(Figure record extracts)
::::
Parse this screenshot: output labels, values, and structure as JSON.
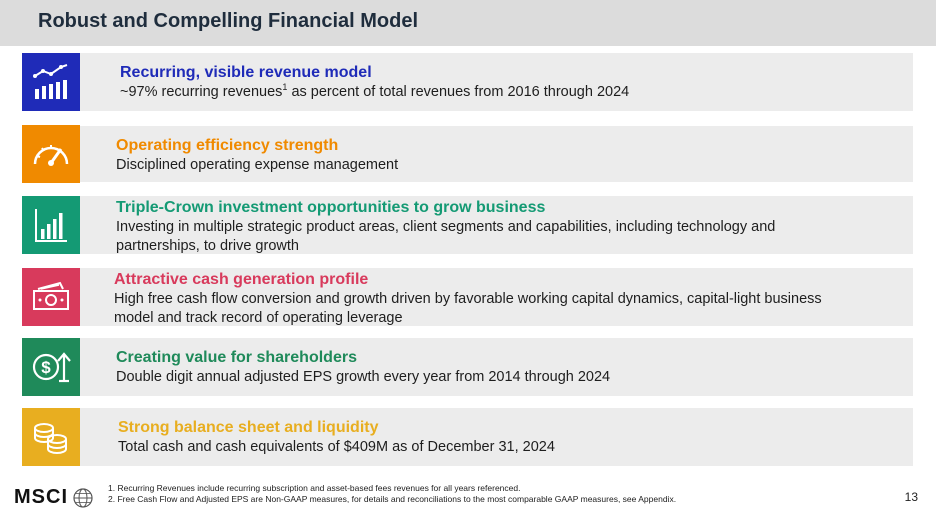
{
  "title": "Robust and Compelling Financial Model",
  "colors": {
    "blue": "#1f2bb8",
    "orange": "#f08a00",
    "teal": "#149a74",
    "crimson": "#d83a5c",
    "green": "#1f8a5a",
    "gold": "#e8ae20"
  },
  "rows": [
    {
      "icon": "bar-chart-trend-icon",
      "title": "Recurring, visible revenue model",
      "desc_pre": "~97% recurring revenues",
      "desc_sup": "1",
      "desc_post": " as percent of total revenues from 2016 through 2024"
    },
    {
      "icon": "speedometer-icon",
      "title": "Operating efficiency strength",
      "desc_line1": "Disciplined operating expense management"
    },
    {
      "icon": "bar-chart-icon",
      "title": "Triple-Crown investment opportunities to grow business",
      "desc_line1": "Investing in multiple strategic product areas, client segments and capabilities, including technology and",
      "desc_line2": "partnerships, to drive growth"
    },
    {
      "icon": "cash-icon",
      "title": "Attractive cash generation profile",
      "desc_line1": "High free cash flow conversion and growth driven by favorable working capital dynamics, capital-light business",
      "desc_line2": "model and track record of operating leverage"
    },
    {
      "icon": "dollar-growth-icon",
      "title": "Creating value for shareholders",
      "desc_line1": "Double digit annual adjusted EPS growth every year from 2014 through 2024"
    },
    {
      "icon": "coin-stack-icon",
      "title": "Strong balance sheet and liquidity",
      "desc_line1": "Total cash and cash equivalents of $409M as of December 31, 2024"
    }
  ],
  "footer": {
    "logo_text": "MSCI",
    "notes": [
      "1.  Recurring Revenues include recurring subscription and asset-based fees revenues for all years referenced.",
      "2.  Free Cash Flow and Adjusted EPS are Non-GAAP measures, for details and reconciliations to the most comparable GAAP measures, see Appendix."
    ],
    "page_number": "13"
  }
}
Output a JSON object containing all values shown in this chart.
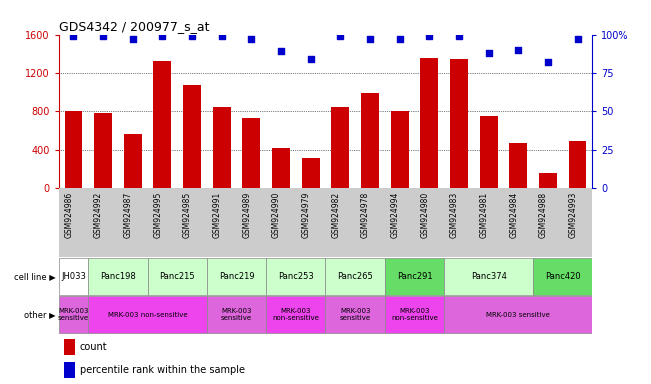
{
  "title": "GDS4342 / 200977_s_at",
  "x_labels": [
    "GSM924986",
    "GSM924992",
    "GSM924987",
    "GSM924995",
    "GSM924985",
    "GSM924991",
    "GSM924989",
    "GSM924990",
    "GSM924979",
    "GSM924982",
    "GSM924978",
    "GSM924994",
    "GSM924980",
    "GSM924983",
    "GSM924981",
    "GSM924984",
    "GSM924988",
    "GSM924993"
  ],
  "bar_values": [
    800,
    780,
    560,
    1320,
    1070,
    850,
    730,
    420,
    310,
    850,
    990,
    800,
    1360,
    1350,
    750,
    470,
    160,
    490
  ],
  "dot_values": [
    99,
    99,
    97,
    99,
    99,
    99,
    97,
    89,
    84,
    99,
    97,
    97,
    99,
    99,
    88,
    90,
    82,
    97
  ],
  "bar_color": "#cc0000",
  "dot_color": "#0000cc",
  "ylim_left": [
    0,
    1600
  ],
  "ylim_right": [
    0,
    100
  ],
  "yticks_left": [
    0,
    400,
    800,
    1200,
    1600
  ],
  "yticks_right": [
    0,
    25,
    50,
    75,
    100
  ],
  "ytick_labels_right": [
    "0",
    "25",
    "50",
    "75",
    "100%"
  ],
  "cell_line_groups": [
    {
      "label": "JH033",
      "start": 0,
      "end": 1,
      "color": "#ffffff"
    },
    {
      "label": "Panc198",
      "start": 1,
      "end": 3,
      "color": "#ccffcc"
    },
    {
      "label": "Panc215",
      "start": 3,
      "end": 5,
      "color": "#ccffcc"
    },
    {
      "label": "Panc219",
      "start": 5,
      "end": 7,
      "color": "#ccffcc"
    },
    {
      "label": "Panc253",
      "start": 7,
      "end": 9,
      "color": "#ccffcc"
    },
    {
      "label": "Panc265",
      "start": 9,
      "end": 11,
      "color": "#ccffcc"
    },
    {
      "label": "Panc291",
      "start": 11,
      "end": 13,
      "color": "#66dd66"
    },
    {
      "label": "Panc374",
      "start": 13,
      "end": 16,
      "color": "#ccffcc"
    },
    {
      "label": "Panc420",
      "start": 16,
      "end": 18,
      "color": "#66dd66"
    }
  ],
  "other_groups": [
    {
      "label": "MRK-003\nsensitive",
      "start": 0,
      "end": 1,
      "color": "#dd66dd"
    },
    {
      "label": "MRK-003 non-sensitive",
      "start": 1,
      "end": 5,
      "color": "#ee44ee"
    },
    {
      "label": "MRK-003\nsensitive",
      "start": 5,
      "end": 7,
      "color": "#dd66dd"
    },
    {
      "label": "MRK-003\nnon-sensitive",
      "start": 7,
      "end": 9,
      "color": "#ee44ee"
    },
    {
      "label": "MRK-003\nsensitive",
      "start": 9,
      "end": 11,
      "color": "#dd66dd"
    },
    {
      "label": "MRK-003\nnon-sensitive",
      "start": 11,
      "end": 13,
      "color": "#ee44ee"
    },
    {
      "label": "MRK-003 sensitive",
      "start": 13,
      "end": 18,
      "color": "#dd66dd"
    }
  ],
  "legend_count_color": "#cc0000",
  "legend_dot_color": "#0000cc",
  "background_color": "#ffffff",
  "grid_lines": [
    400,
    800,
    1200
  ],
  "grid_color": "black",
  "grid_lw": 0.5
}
::::
■ **WHAT THE TASK ASKS**: Which lines include "this"? Copy each of them out.

■ **EXERCISE RESULT**:
Parse this screenshot: output labels, values, and structure as JSON.
Output a JSON object containing all values shown in this chart.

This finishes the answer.